=== ИЗБРАННЫЙ ФРАГМЕНТ ===
• • • • • • •

Впредь мне, однако, урок: избегай эмигрантов последней, остатней волны. -
Чего-то они ведь там ждали, что так припозднились?
Пишущая стихи приятельница-дантист Жанна Пиковская подарила мне "цветок
Гете": заживляет он лучше "матрекса", или матрицы, сменившей родной херболайф.
Или даже тех душистых настоек из имбиря и этрога с добавкой листиков гата
(наркотик), что продает в крытом отсеке рынка добряк йеменит-хилер. Посмотрел на
меня и сказал: - Вы работаете с детьми - или сестра милосердия. - Отражение
помощи беженцам, мне повезло.
Гете о темпераментном каланхоэ писал: "Как из одного листа возникает
бесчисленное количество новых побегов, так из одной постоянной любви можно
черпать все новое и новое счастье". В память философа каланхоэ прозвали "деревом
Гете".
Близких повидала я в Театрон Ерушалаим на выставке Гарика Зильбермана, -
кто б мог подумать, что сюда, на бордовый ковер, пустят "русских". Или что на
Агриппас откроется сразу несколько наших книжных, где теперь стоят мои книги!..
Я спросила замечательного когда-то поэта Борю Камянова: - Прошло семь лет, пора
выяснить отношения. Почему Вы были единственным, кто выступил против моего
Института литературы, журналистики и драмы? Мы же были друзьями! Улыбающийся
Боря, председатель одного из Союзов писателей, ответил: - Я был против
размножения графоманов в Израиле. У меня в Союзе теперь целых 32 автора!..
- Боря, ну что ж комментировать?..
Тем более что рядом рассматривала картины Марина Меламед, поющая куда лучше
бывшей зам-мэрши Ларисы Герштейн, - да привилегий не знавшая.

• • • • • • •

Перепишите приведенный выше фрагмент целиком, слово в слово. Эти данные представляют собой отдельный материал.

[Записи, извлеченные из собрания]
• • • • • • •

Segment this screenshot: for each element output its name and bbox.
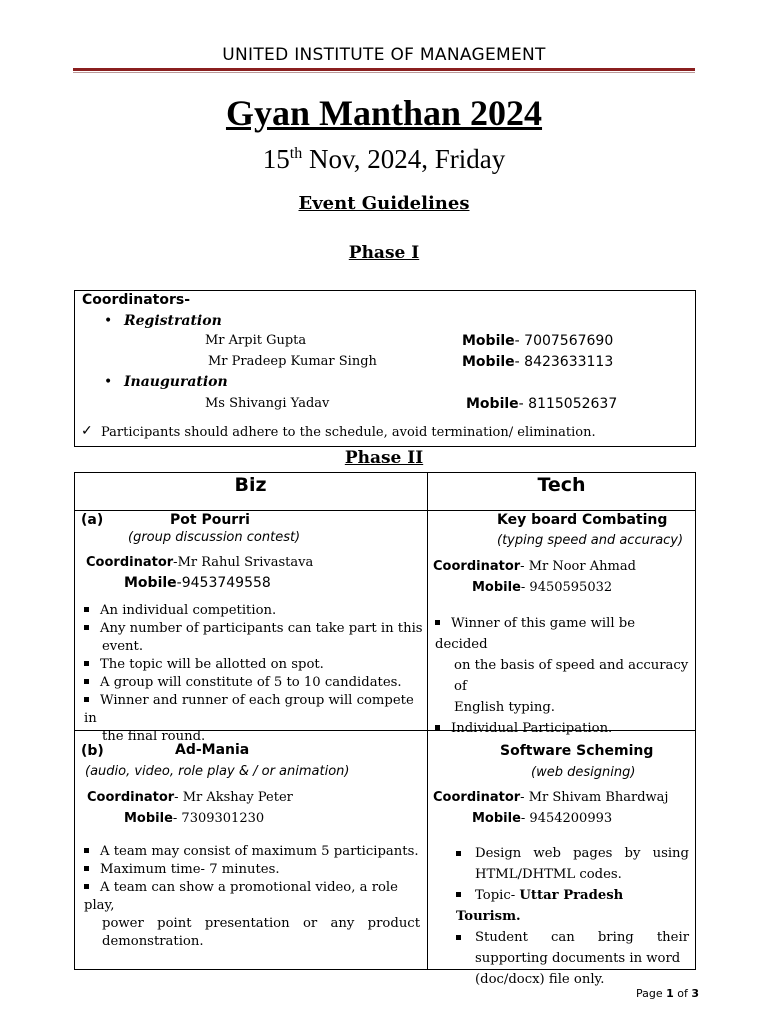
coordinator-mobile: Mobile- 8423633113: [462, 354, 614, 370]
event-date: 15th Nov, 2024, Friday: [262, 144, 506, 174]
list-item: Winner and runner of each group will compete in: [84, 693, 414, 726]
coordinator-mobile: Mobile- 9454200993: [472, 811, 613, 826]
inauguration-label: Inauguration: [124, 374, 228, 390]
list-item: Student can bring their: [456, 927, 689, 948]
list-item: An individual competition.: [84, 602, 424, 620]
header-rule-thin: [73, 72, 695, 73]
list-item: Maximum time- 7 minutes.: [84, 861, 420, 879]
event-subtitle: (web designing): [531, 765, 636, 780]
guidelines-heading: Event Guidelines: [298, 193, 470, 214]
list-item: Topic- Uttar Pradesh Tourism.: [456, 888, 624, 924]
page-number: Page 1 of 3: [636, 987, 700, 1000]
list-item-cont: (doc/docx) file only.: [475, 972, 605, 987]
coordinator-mobile: Mobile- 9450595032: [472, 580, 613, 595]
list-item: Any number of participants can take part in this: [84, 620, 424, 638]
coordinator-mobile: Mobile- 8115052637: [466, 396, 618, 412]
tech-a-list: [435, 613, 690, 739]
coordinator-mobile: Mobile-9453749558: [124, 575, 271, 591]
list-item-cont: HTML/DHTML codes.: [475, 867, 622, 882]
coordinator-line: Coordinator- Mr Noor Ahmad: [433, 559, 636, 574]
event-title-keyboard: Key board Combating: [497, 512, 668, 528]
list-item: A group will constitute of 5 to 10 candidates.: [84, 674, 424, 692]
tech-b-list: [456, 843, 689, 990]
row-letter: (b): [81, 743, 104, 759]
event-title-software-scheming: Software Scheming: [500, 743, 654, 759]
coordinator-mobile: Mobile- 7309301230: [124, 811, 265, 826]
registration-label: Registration: [124, 313, 222, 329]
coordinator-line: Coordinator- Mr Akshay Peter: [87, 790, 293, 805]
list-item: A team may consist of maximum 5 participants.: [84, 843, 420, 861]
phase1-note: Participants should adhere to the schedule, avoid termination/ elimination.: [101, 425, 596, 440]
list-item-cont: event.: [102, 639, 144, 654]
list-item: Individual Participation.: [435, 718, 690, 739]
event-title: Gyan Manthan 2024: [225, 93, 543, 133]
list-item-cont: on the basis of speed and accuracy of: [454, 658, 689, 694]
list-item: The topic will be allotted on spot.: [84, 656, 424, 674]
list-item: Design web pages by using: [456, 843, 689, 864]
list-item: A team can show a promotional video, a role play,: [84, 880, 398, 913]
column-divider: [427, 472, 428, 970]
coordinators-label: Coordinators-: [82, 292, 191, 308]
biz-b-list: [84, 843, 420, 951]
list-item-cont: supporting documents in word: [475, 951, 681, 966]
event-subtitle: (group discussion contest): [128, 530, 301, 545]
list-item-cont: demonstration.: [102, 934, 204, 949]
coordinator-name: Ms Shivangi Yadav: [205, 396, 330, 411]
event-title-pot-pourri: Pot Pourri: [170, 512, 250, 528]
header-rule: [73, 68, 695, 71]
list-item: Winner of this game will be decided: [435, 616, 635, 652]
checkmark-icon: ✓: [81, 423, 93, 439]
phase2-heading: Phase II: [344, 448, 424, 468]
event-subtitle: (typing speed and accuracy): [497, 533, 684, 548]
row-divider: [74, 510, 696, 511]
phase1-heading: Phase I: [348, 243, 420, 263]
coordinator-name: Mr Arpit Gupta: [205, 333, 307, 348]
list-item-cont: the final round.: [102, 729, 206, 744]
institute-header: UNITED INSTITUTE OF MANAGEMENT: [222, 45, 546, 65]
bullet: •: [104, 313, 113, 329]
biz-a-list: [84, 602, 424, 746]
col-header-tech: Tech: [537, 474, 586, 496]
list-item-cont: English typing.: [454, 700, 555, 715]
coordinator-mobile: Mobile- 7007567690: [462, 333, 614, 349]
row-letter: (a): [81, 512, 104, 528]
coordinator-name: Mr Pradeep Kumar Singh: [208, 354, 377, 369]
coordinator-line: Coordinator- Mr Shivam Bhardwaj: [433, 790, 669, 805]
coordinator-line: Coordinator-Mr Rahul Srivastava: [86, 555, 314, 570]
event-title-ad-mania: Ad-Mania: [175, 742, 250, 758]
event-subtitle: (audio, video, role play & / or animation): [85, 764, 350, 779]
list-item-cont: power point presentation or any product: [102, 916, 420, 931]
bullet: •: [104, 374, 113, 390]
col-header-biz: Biz: [234, 474, 267, 496]
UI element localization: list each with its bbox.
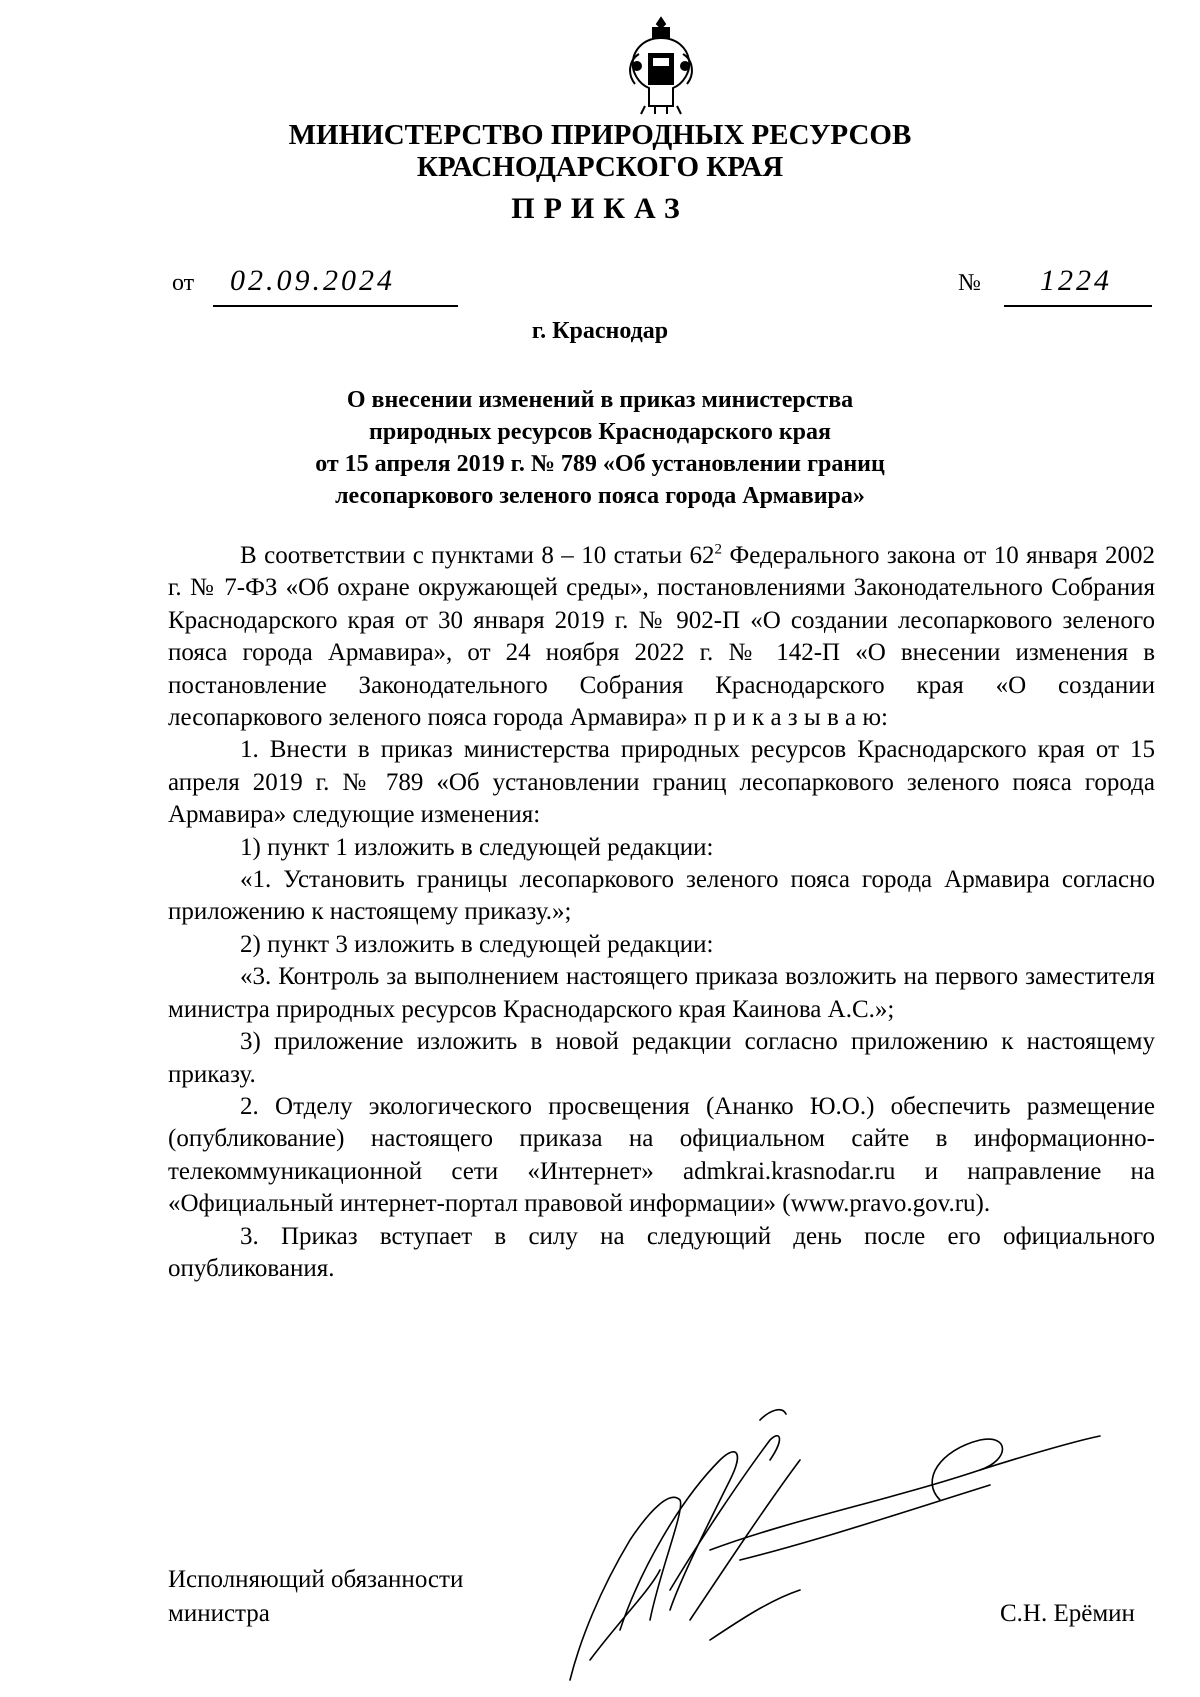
- number-underline: [1004, 305, 1152, 307]
- subitem-2-paragraph: 2) пункт 3 изложить в следующей редакции:: [240, 930, 714, 958]
- subitem-1-quote: «1. Установить границы лесопаркового зеленого пояса города Армавира согласно приложению к настоящему приказу.»;: [168, 866, 1155, 926]
- ministry-name-line1: МИНИСТЕРСТВО ПРИРОДНЫХ РЕСУРСОВ: [288, 119, 912, 151]
- handwritten-date: 02.09.2024: [230, 264, 395, 297]
- order-title-line3: от 15 апреля 2019 г. № 789 «Об установлении границ: [315, 451, 885, 477]
- item-3-paragraph: 3. Приказ вступает в силу на следующий день после его официального опубликования.: [168, 1222, 1155, 1282]
- subitem-1-paragraph: 1) пункт 1 изложить в следующей редакции:: [240, 833, 714, 861]
- order-body: [168, 540, 1155, 1285]
- subitem-3-paragraph: 3) приложение изложить в новой редакции согласно приложению к настоящему приказу.: [168, 1028, 1155, 1088]
- date-underline: [213, 305, 458, 307]
- signer-position-line1: Исполняющий обязанности: [168, 1566, 464, 1593]
- handwritten-signature: [560, 1390, 1120, 1690]
- coat-of-arms-icon: [625, 14, 697, 116]
- preamble-text-a: В соответствии с пунктами 8 – 10 статьи 62: [240, 542, 715, 569]
- order-title-line1: О внесении изменений в приказ министерства: [346, 387, 854, 413]
- item-2-paragraph: 2. Отделу экологического просвещения (Ананко Ю.О.) обеспечить размещение (опубликование) настоящего приказа на официальном сайте в информационно-телекоммуникационной сети «Интернет» admkrai.krasnodar.ru и направление на «Официальный интернет-портал правовой информации» (www.pravo.gov.ru).: [168, 1092, 1155, 1218]
- item-1-paragraph: 1. Внести в приказ министерства природных ресурсов Краснодарского края от 15 апреля 2019 г. № 789 «Об установлении границ лесопаркового зеленого пояса города Армавира» следующие изменения:: [168, 736, 1155, 829]
- number-label: №: [958, 270, 981, 296]
- handwritten-number: 1224: [1040, 264, 1112, 297]
- order-title-line2: природных ресурсов Краснодарского края: [368, 419, 831, 445]
- preamble-text-b: Федерального закона от 10 января 2002 г. № 7-ФЗ «Об охране окружающей среды», постановлениями Законодательного Собрания Краснодарского края от 30 января 2019 г. № 902-П «О создании лесопаркового зеленого пояса города Армавира», от 24 ноября 2022 г. № 142-П «О внесении изменения в постановление Законодательного Собрания Краснодарского края «О создании лесопаркового зеленого пояса города Армавира» п р и к а з ы в а ю:: [168, 542, 1155, 732]
- signer-position-line2: министра: [168, 1600, 270, 1627]
- city: г. Краснодар: [531, 318, 669, 344]
- document-type: ПРИКАЗ: [511, 192, 689, 225]
- signer-name: С.Н. Ерёмин: [1000, 1600, 1135, 1627]
- ministry-name-line2: КРАСНОДАРСКОГО КРАЯ: [416, 151, 784, 183]
- date-label: от: [172, 270, 195, 296]
- preamble-paragraph: [168, 540, 1155, 734]
- subitem-2-quote: «3. Контроль за выполнением настоящего приказа возложить на первого заместителя министра природных ресурсов Краснодарского края Каинова А.С.»;: [168, 963, 1155, 1023]
- order-title-line4: лесопаркового зеленого пояса города Армавира»: [335, 483, 865, 509]
- article-superscript: 2: [714, 541, 723, 558]
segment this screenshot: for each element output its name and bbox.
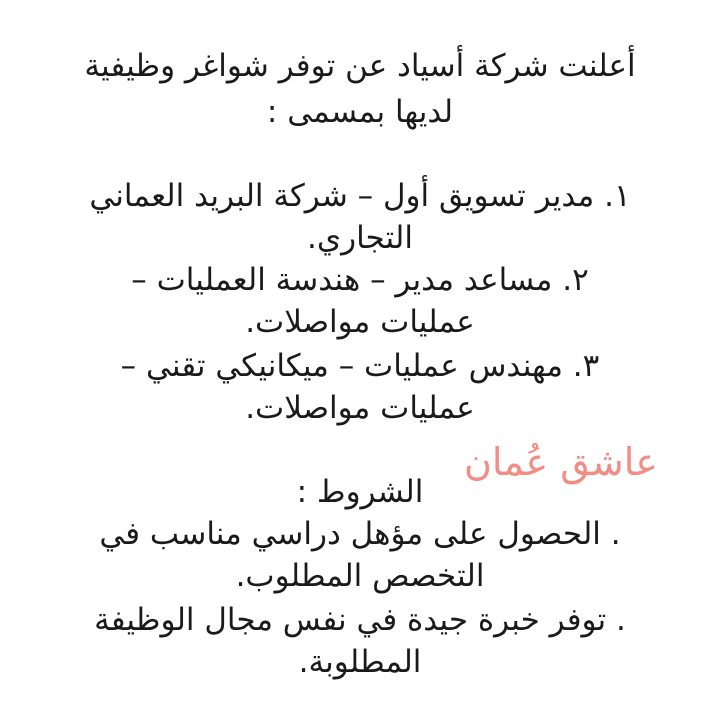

• • • • • • •

=== ОТВЕТ ===
Впредь мне, однако, урок: избегай эмигрантов последней, остатней волны. -
Чего-то они ведь там ждали, что так припозднились?
Пишущая стихи приятельница-дантист Жанна Пиковская подарила мне "цветок
Гете": заживляет он лучше "матрекса", или матрицы, сменившей родной херболайф.
Или даже тех душистых настоек из имбиря и этрога с добавкой листиков гата
(наркотик), что продает в крытом отсеке рынка добряк йеменит-хилер. Посмотрел на
меня и сказал: - Вы работаете с детьми - или сестра милосердия. - Отражение
помощи беженцам, мне повезло.
Гете о темпераментном каланхоэ писал: "Как из одного листа возникает
бесчисленное количество новых побегов, так из одной постоянной любви можно
черпать все новое и новое счастье". В память философа каланхоэ прозвали "деревом
Гете".
Близких повидала я в Театрон Ерушалаим на выставке Гарика Зильбермана, -
кто б мог подумать, что сюда, на бордовый ковер, пустят "русских". Или что на
Агриппас откроется сразу несколько наших книжных, где теперь стоят мои книги!..
Я спросила замечательного когда-то поэта Борю Камянова: - Прошло семь лет, пора
выяснить отношения. Почему Вы были единственным, кто выступил против моего
Института литературы, журналистики и драмы? Мы же были друзьями! Улыбающийся
Боря, председатель одного из Союзов писателей, ответил: - Я был против
размножения графоманов в Израиле. У меня в Союзе теперь целых 32 автора!..
- Боря, ну что ж комментировать?..
Тем более что рядом рассматривала картины Марина Меламед, поющая куда лучше
бывшей зам-мэрши Ларисы Герштейн, - да привилегий не знавшая.